▶ PROBLEM TO WORK ON
Copy out all lines of the records in which the word "JSON" appears.

Stored data:
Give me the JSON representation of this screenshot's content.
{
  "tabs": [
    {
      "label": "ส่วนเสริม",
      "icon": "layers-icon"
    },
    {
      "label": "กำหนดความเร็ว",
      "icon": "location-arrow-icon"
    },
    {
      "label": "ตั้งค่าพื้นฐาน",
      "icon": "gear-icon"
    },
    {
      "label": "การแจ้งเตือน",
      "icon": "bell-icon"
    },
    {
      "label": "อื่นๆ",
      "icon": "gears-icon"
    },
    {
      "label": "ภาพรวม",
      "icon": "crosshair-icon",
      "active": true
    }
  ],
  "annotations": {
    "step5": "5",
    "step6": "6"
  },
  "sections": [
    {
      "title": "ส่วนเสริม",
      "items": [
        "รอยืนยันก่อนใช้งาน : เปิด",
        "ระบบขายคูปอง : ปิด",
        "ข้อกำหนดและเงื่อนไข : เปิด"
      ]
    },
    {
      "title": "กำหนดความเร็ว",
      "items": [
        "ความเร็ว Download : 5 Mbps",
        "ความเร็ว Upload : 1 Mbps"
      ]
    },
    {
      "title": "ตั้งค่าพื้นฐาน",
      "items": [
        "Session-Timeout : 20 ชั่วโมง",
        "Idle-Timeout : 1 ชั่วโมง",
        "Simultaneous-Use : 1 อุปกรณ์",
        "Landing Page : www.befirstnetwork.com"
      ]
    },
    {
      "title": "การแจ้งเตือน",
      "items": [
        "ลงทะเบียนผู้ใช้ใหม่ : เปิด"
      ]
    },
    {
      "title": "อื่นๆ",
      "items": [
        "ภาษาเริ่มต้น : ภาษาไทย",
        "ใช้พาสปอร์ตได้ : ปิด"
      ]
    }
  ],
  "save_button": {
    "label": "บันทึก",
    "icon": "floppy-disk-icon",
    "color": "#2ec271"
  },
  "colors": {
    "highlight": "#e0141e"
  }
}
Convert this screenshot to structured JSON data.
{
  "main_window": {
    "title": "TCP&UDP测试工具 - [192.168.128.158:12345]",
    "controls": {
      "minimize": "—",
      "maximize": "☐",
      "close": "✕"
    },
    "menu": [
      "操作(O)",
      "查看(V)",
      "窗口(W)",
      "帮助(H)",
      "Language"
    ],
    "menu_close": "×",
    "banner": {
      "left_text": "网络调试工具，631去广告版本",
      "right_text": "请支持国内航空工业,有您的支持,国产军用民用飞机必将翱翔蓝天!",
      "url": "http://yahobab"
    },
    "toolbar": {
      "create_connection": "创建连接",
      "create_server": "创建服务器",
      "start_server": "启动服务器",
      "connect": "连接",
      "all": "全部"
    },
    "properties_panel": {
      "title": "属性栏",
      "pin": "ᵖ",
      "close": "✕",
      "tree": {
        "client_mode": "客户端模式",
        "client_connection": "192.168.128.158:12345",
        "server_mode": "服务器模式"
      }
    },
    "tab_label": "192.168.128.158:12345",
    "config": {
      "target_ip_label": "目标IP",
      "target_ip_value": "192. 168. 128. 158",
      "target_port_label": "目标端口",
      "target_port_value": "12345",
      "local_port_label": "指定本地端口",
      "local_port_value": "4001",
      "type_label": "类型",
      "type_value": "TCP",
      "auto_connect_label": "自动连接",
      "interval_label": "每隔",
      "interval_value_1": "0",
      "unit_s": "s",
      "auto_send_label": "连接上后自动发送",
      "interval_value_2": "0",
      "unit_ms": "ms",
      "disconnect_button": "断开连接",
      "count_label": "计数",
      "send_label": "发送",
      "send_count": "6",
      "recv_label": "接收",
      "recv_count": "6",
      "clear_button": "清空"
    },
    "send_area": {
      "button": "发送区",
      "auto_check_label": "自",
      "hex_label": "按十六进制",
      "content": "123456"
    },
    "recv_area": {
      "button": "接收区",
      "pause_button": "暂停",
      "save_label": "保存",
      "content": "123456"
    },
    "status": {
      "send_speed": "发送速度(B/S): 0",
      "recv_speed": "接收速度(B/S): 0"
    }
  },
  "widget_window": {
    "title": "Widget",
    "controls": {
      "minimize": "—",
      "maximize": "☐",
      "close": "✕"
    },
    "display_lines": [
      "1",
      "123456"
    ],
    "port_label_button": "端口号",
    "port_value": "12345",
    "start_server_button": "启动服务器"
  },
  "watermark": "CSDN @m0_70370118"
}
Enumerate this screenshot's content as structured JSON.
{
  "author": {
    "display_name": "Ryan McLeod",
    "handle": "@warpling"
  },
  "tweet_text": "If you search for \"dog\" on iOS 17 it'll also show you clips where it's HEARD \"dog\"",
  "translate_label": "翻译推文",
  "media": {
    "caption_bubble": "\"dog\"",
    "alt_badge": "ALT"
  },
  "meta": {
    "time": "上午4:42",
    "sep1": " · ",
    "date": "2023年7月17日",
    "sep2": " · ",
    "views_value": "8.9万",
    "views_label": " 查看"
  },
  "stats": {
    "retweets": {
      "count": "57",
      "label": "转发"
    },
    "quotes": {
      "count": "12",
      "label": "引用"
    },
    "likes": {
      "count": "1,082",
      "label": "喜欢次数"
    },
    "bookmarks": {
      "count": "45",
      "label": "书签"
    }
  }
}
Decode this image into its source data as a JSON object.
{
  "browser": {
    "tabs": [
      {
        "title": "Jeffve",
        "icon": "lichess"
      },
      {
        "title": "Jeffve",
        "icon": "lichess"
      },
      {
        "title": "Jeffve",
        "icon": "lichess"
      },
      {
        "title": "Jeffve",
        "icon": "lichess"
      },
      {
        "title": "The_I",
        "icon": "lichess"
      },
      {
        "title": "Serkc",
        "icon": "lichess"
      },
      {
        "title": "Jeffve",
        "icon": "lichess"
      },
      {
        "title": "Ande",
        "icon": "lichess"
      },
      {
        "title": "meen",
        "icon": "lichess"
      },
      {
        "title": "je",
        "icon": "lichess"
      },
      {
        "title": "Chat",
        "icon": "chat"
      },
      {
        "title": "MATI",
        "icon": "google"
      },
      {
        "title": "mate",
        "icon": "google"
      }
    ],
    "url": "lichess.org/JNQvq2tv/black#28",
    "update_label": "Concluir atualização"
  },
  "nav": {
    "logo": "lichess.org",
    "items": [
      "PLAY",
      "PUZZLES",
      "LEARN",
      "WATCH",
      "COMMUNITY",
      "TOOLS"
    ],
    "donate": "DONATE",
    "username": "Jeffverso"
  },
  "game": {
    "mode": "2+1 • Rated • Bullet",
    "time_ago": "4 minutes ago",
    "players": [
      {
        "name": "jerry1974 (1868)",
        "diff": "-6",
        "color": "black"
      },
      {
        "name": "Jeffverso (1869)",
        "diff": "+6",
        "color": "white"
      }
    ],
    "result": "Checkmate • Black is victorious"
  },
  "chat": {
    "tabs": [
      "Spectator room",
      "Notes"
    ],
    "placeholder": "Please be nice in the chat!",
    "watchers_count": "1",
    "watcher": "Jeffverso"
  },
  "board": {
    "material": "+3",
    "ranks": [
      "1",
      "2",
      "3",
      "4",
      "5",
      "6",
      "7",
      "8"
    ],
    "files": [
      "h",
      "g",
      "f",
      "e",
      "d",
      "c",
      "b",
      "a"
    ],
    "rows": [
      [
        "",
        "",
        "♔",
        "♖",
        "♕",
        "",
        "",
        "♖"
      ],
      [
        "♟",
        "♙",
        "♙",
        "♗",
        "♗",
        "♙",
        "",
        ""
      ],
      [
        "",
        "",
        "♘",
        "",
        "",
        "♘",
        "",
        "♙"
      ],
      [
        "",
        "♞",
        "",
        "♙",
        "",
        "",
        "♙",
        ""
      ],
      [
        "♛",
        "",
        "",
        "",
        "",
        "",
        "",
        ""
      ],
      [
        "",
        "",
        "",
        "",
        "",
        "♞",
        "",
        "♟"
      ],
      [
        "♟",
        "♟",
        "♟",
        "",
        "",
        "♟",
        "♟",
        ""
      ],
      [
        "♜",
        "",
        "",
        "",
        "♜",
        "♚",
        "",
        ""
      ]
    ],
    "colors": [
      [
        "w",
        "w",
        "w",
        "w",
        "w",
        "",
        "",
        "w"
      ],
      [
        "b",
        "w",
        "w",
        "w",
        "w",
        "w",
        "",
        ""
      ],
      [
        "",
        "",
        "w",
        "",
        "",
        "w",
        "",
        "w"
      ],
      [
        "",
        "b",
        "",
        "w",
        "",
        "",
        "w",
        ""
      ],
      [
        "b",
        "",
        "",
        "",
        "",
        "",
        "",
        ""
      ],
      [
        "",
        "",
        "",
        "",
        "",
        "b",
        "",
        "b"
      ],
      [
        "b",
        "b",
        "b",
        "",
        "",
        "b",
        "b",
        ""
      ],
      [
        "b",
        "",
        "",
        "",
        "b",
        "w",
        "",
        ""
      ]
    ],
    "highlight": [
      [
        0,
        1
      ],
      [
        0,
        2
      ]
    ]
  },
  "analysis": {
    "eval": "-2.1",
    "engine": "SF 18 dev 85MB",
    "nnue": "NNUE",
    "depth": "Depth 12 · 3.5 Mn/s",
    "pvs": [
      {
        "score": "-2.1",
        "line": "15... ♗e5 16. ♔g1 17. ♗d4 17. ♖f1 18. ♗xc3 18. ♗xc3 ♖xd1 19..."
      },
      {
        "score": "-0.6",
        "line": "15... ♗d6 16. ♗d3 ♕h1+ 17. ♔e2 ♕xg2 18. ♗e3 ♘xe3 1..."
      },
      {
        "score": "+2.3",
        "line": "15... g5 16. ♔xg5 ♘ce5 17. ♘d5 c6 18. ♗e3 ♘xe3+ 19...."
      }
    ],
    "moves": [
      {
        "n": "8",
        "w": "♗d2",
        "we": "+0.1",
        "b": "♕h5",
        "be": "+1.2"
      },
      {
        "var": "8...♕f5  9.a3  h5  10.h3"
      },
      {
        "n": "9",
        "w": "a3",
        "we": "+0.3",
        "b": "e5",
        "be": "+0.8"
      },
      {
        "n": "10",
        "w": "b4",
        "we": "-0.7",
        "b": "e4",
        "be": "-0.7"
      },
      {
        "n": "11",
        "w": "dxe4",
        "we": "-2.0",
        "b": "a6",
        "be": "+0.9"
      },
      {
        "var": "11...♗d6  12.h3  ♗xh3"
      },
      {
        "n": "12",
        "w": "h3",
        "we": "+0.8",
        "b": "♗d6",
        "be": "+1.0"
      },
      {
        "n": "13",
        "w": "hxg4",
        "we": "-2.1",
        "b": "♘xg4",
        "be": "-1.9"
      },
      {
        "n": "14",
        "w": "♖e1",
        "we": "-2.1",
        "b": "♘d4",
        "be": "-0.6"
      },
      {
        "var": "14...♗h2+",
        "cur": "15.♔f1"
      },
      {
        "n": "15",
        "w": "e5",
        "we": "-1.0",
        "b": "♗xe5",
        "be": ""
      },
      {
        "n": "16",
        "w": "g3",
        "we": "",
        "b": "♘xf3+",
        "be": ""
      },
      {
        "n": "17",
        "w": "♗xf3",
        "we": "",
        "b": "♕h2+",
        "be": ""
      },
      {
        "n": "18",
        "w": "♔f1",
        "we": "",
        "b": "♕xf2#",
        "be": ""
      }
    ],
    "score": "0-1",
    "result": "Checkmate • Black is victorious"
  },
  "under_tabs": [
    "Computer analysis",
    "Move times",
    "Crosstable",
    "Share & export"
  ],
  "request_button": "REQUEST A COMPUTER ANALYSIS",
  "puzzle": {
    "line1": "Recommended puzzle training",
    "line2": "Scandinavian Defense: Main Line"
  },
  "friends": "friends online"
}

▶ SOLUTION FOR THIS TASK
Give me the JSON representation of this screenshot's content.
Convert this screenshot to structured JSON data.
Enumerate this screenshot's content as structured JSON.
Decode this image into its source data as a JSON object.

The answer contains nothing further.